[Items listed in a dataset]
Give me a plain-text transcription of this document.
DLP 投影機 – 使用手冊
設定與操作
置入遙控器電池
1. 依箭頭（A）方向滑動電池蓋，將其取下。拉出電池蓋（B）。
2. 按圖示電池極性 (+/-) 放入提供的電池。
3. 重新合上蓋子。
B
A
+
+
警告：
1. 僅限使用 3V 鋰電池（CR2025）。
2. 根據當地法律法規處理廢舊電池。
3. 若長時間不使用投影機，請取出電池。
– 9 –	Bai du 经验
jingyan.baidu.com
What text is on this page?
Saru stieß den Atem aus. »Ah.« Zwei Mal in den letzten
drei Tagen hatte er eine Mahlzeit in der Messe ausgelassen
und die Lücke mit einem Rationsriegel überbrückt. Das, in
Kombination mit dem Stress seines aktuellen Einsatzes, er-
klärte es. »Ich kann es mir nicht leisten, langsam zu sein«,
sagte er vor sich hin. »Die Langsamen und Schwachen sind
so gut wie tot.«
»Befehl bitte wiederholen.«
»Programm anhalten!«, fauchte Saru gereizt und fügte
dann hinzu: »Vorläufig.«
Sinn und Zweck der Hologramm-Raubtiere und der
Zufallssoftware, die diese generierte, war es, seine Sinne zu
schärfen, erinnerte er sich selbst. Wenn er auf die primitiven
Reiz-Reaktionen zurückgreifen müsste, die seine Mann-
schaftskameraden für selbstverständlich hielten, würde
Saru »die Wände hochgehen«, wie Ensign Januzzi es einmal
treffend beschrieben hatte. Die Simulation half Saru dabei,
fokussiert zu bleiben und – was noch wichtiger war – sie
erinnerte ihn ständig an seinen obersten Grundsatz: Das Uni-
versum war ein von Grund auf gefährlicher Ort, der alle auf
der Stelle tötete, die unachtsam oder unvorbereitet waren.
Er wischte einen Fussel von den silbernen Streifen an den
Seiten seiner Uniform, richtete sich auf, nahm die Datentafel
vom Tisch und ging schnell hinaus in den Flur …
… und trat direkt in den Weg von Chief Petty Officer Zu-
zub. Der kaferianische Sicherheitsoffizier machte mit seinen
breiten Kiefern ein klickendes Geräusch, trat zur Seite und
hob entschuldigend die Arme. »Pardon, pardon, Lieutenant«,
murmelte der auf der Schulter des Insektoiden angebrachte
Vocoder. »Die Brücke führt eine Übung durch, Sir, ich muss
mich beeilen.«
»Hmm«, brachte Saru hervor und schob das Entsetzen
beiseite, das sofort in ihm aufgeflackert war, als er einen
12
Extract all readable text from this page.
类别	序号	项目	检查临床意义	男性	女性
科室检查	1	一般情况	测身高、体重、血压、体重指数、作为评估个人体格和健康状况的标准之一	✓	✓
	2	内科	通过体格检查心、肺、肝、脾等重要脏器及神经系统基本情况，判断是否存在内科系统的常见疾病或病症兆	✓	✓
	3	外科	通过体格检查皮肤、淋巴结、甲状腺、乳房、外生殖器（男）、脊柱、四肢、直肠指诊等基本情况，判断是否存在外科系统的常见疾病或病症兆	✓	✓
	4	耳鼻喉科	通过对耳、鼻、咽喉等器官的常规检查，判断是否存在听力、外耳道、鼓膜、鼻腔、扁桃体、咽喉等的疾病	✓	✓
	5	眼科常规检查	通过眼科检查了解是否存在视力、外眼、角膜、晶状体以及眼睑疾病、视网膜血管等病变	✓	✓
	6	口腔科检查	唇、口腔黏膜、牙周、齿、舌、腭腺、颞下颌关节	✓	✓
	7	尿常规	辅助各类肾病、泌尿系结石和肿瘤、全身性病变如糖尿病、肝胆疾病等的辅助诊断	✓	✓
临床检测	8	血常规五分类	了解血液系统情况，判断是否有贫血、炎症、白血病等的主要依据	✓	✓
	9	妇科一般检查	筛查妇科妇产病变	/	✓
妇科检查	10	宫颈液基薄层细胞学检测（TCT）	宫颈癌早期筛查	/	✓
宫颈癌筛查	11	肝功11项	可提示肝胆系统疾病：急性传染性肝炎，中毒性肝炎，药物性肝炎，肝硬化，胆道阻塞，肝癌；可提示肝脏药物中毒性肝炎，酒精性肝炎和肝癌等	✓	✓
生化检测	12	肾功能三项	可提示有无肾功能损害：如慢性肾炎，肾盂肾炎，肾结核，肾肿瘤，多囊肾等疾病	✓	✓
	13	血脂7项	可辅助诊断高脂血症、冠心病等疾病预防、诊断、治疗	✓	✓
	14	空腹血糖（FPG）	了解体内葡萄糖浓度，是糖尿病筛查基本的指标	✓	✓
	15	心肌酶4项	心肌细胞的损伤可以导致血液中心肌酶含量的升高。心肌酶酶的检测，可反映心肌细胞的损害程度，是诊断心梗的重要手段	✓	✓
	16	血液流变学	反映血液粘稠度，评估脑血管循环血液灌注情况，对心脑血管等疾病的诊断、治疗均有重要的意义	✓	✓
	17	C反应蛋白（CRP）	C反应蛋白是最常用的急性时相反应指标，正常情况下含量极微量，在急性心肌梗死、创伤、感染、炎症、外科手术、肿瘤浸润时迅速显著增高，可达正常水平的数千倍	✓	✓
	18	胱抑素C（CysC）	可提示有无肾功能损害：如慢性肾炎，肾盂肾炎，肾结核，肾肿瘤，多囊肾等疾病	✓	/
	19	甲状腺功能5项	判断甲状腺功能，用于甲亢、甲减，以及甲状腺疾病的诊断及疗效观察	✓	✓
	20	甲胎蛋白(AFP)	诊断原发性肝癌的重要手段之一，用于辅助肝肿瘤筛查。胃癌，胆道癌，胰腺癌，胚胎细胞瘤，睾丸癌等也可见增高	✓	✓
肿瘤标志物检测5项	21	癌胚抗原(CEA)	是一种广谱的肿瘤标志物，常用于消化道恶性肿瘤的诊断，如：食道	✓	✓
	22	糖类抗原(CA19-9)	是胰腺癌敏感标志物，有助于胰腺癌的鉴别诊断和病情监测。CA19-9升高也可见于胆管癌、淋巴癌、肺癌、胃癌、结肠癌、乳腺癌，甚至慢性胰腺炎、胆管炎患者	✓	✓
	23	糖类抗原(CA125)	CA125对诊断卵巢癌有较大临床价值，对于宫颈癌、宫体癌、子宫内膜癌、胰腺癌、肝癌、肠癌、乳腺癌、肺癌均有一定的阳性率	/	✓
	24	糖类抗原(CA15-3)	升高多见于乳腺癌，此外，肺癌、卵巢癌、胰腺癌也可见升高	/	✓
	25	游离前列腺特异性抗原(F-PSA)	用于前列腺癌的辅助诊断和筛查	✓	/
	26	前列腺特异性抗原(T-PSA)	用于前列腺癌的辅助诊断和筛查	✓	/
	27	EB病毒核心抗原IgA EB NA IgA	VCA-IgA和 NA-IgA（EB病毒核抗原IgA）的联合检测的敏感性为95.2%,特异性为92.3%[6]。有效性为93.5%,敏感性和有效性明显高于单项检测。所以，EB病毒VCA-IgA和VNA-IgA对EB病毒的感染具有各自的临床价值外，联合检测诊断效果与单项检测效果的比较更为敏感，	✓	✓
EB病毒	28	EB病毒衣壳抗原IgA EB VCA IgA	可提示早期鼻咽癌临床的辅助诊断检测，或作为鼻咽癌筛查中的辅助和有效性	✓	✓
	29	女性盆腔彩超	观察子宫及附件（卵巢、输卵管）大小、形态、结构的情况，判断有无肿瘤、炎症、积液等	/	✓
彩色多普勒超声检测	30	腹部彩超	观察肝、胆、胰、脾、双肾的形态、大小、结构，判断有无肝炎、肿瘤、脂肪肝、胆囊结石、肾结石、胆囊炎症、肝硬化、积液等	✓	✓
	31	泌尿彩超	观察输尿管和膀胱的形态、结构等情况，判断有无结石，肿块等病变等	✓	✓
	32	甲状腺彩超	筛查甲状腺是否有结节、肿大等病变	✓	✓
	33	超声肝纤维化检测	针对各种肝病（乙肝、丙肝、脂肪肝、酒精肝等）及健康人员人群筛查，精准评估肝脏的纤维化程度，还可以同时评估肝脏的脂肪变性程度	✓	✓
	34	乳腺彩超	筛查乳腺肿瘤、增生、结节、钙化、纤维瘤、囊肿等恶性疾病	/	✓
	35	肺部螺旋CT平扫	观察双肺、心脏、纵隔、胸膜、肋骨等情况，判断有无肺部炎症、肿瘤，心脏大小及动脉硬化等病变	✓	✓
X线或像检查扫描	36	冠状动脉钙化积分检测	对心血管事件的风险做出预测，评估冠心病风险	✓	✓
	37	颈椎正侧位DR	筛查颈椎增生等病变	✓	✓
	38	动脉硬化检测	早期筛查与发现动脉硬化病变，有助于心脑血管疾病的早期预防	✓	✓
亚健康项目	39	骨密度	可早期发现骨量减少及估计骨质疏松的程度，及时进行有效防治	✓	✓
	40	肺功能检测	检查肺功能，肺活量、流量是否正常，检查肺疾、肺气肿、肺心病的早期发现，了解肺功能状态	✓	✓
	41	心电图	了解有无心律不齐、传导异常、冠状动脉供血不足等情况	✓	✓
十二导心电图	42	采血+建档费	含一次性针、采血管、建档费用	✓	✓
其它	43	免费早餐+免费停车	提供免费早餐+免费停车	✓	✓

→ **To do**
Work out how many lines in the records above contain the word "hatte", and give only that number.

→ **Written response**
2